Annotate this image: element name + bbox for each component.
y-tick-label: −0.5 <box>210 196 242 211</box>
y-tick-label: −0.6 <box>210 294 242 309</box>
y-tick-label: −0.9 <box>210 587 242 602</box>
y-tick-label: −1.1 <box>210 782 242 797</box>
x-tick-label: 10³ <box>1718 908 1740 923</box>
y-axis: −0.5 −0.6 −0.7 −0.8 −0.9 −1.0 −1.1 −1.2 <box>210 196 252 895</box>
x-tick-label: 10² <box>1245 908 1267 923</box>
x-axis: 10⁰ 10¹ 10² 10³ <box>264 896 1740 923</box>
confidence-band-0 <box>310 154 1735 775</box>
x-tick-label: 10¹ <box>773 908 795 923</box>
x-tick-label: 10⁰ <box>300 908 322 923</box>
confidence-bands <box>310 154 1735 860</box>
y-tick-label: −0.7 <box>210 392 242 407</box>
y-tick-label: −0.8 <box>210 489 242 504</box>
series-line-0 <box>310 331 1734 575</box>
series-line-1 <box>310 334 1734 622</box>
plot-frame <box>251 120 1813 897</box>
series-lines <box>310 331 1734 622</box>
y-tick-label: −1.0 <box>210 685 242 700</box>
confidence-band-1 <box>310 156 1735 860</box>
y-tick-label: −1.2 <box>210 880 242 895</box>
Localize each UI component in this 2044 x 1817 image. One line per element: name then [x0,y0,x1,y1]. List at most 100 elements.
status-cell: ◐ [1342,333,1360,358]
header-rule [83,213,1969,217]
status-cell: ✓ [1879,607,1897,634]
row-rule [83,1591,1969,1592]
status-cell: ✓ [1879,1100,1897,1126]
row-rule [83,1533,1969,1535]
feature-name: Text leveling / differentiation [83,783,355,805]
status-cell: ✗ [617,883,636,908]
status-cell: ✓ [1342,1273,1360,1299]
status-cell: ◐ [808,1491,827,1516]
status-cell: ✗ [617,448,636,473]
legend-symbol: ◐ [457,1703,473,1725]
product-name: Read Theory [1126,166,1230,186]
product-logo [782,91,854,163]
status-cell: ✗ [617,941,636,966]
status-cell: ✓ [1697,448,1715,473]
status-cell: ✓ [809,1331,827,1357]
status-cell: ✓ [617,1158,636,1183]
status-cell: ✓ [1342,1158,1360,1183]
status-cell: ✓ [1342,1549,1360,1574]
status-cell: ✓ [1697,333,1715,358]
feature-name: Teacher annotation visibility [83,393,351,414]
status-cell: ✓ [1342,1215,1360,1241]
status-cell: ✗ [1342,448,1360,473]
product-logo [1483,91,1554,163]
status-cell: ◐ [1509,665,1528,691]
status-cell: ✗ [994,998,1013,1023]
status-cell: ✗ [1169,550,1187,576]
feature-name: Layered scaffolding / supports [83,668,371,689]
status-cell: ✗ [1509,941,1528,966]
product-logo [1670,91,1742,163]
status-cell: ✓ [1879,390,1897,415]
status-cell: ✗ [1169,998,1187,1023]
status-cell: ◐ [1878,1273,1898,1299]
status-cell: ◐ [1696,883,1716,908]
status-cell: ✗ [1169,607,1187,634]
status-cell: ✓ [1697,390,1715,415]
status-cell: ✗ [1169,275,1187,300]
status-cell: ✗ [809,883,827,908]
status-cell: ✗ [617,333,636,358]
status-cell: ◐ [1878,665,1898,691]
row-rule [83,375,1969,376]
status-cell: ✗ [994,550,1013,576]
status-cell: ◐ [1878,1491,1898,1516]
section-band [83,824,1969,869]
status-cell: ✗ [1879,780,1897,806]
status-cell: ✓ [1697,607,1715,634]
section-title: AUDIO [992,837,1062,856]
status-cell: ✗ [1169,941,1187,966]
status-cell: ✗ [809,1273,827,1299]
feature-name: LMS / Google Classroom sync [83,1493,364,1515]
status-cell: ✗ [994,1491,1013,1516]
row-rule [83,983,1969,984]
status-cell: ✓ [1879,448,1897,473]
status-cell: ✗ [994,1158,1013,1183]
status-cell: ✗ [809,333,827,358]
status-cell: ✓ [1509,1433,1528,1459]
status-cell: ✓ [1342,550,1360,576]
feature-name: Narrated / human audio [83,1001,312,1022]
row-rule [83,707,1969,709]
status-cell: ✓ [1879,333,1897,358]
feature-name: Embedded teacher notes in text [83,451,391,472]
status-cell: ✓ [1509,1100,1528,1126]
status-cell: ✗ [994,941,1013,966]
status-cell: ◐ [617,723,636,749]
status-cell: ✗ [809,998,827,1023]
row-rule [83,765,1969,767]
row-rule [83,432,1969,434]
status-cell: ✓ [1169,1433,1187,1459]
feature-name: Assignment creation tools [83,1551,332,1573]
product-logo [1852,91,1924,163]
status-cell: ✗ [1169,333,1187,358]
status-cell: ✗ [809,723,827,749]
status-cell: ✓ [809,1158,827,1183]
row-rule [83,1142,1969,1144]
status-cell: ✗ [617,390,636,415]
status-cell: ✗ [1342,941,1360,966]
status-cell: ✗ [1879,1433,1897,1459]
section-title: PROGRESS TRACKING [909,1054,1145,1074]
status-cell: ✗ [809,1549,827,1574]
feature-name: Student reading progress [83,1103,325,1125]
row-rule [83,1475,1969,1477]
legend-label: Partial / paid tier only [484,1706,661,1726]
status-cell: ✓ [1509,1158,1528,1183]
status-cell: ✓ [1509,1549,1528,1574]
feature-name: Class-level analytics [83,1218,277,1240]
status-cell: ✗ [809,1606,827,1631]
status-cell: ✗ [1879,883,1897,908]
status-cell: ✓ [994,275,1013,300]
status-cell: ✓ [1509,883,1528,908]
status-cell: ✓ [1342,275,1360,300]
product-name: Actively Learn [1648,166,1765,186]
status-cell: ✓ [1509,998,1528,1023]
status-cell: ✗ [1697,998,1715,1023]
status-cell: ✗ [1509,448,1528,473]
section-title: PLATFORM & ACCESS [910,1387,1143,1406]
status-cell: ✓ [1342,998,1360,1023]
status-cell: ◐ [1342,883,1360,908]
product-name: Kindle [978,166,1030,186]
+-------+
Exercise aim: Convert every line above into a numbered list, omitting any blank lines.

Solved problem:
1. Annotate this image: element name + bbox for each component.
2. y-tick-label: −0.5 <box>210 196 242 211</box>
3. y-tick-label: −0.6 <box>210 294 242 309</box>
4. y-tick-label: −0.9 <box>210 587 242 602</box>
5. y-tick-label: −1.1 <box>210 782 242 797</box>
6. x-tick-label: 10³ <box>1718 908 1740 923</box>
7. y-axis: −0.5 −0.6 −0.7 −0.8 −0.9 −1.0 −1.1 −1.2 <box>210 196 252 895</box>
8. x-tick-label: 10² <box>1245 908 1267 923</box>
9. x-axis: 10⁰ 10¹ 10² 10³ <box>264 896 1740 923</box>
10. confidence-band-0 <box>310 154 1735 775</box>
11. x-tick-label: 10¹ <box>773 908 795 923</box>
12. x-tick-label: 10⁰ <box>300 908 322 923</box>
13. confidence-bands <box>310 154 1735 860</box>
14. y-tick-label: −0.7 <box>210 392 242 407</box>
15. y-tick-label: −0.8 <box>210 489 242 504</box>
16. series-line-0 <box>310 331 1734 575</box>
17. series-line-1 <box>310 334 1734 622</box>
18. plot-frame <box>251 120 1813 897</box>
19. series-lines <box>310 331 1734 622</box>
20. y-tick-label: −1.0 <box>210 685 242 700</box>
21. confidence-band-1 <box>310 156 1735 860</box>
22. y-tick-label: −1.2 <box>210 880 242 895</box>
23. Localize each UI component in this 2044 x 1817 image. One line per element: name then [x0,y0,x1,y1]. List at most 100 elements.
24. status-cell: ◐ [1342,333,1360,358]
25. header-rule [83,213,1969,217]
26. status-cell: ✓ [1879,607,1897,634]
27. row-rule [83,1591,1969,1592]
28. status-cell: ✓ [1879,1100,1897,1126]
29. row-rule [83,1533,1969,1535]
30. feature-name: Text leveling / differentiation [83,783,355,805]
31. status-cell: ✗ [617,883,636,908]
32. status-cell: ✓ [1342,1273,1360,1299]
33. status-cell: ◐ [808,1491,827,1516]
34. status-cell: ✗ [617,448,636,473]
35. legend-symbol: ◐ [457,1703,473,1725]
36. product-name: Read Theory [1126,166,1230,186]
37. product-logo [782,91,854,163]
38. status-cell: ✗ [617,941,636,966]
39. status-cell: ✓ [1697,448,1715,473]
40. status-cell: ✓ [809,1331,827,1357]
41. status-cell: ✓ [617,1158,636,1183]
42. status-cell: ✓ [1342,1158,1360,1183]
43. status-cell: ✓ [1342,1549,1360,1574]
44. status-cell: ✓ [1697,333,1715,358]
45. feature-name: Teacher annotation visibility [83,393,351,414]
46. status-cell: ✓ [1342,1215,1360,1241]
47. status-cell: ✗ [1342,448,1360,473]
48. product-logo [1483,91,1554,163]
49. status-cell: ◐ [1509,665,1528,691]
50. status-cell: ✗ [994,998,1013,1023]
51. status-cell: ✗ [1169,550,1187,576]
52. feature-name: Layered scaffolding / supports [83,668,371,689]
53. status-cell: ✗ [1509,941,1528,966]
54. product-logo [1670,91,1742,163]
55. status-cell: ✓ [1879,390,1897,415]
56. status-cell: ✗ [1169,998,1187,1023]
57. status-cell: ◐ [1878,1273,1898,1299]
58. status-cell: ◐ [1696,883,1716,908]
59. status-cell: ✗ [1169,607,1187,634]
60. status-cell: ✓ [1697,390,1715,415]
61. status-cell: ✗ [1169,275,1187,300]
62. status-cell: ✗ [809,883,827,908]
63. status-cell: ✗ [617,333,636,358]
64. status-cell: ◐ [1878,665,1898,691]
65. row-rule [83,375,1969,376]
66. status-cell: ✗ [994,550,1013,576]
67. status-cell: ◐ [1878,1491,1898,1516]
68. section-band [83,824,1969,869]
69. status-cell: ✗ [1879,780,1897,806]
70. status-cell: ✓ [1697,607,1715,634]
71. section-title: AUDIO [992,837,1062,856]
72. status-cell: ✗ [1169,941,1187,966]
73. status-cell: ✗ [809,1273,827,1299]
74. feature-name: LMS / Google Classroom sync [83,1493,364,1515]
75. status-cell: ✗ [994,1491,1013,1516]
76. row-rule [83,983,1969,984]
77. status-cell: ✓ [1879,448,1897,473]
78. status-cell: ✗ [994,1158,1013,1183]
79. status-cell: ✗ [809,333,827,358]
80. status-cell: ✓ [1509,1433,1528,1459]
81. status-cell: ✓ [1342,550,1360,576]
82. feature-name: Narrated / human audio [83,1001,312,1022]
83. row-rule [83,707,1969,709]
84. status-cell: ✓ [1879,333,1897,358]
85. feature-name: Embedded teacher notes in text [83,451,391,472]
86. status-cell: ✓ [1509,1100,1528,1126]
87. status-cell: ✗ [994,941,1013,966]
88. status-cell: ◐ [617,723,636,749]
89. status-cell: ✗ [809,998,827,1023]
90. row-rule [83,765,1969,767]
91. row-rule [83,432,1969,434]
92. status-cell: ✓ [1169,1433,1187,1459]
93. feature-name: Assignment creation tools [83,1551,332,1573]
94. product-logo [1852,91,1924,163]
95. status-cell: ✗ [1169,333,1187,358]
96. status-cell: ✗ [809,723,827,749]
97. status-cell: ✓ [809,1158,827,1183]
98. row-rule [83,1142,1969,1144]
99. status-cell: ✗ [617,390,636,415]
100. status-cell: ✗ [1342,941,1360,966]
101. status-cell: ✗ [1879,1433,1897,1459]
102. section-title: PROGRESS TRACKING [909,1054,1145,1074]
103. status-cell: ✗ [809,1549,827,1574]
104. feature-name: Student reading progress [83,1103,325,1125]
105. row-rule [83,1475,1969,1477]
106. legend-label: Partial / paid tier only [484,1706,661,1726]
107. status-cell: ✓ [1509,1158,1528,1183]
108. status-cell: ✓ [1509,1549,1528,1574]
109. feature-name: Class-level analytics [83,1218,277,1240]
110. status-cell: ✗ [809,1606,827,1631]
111. status-cell: ✗ [1879,883,1897,908]
112. status-cell: ✓ [994,275,1013,300]
113. status-cell: ✓ [1509,883,1528,908]
114. status-cell: ✓ [1342,275,1360,300]
115. product-name: Actively Learn [1648,166,1765,186]
116. status-cell: ✓ [1509,998,1528,1023]
117. status-cell: ✗ [1697,998,1715,1023]
118. status-cell: ✗ [1509,448,1528,473]
119. section-title: PLATFORM & ACCESS [910,1387,1143,1406]
120. status-cell: ✓ [1342,998,1360,1023]
121. status-cell: ◐ [1342,883,1360,908]
122. product-name: Kindle [978,166,1030,186]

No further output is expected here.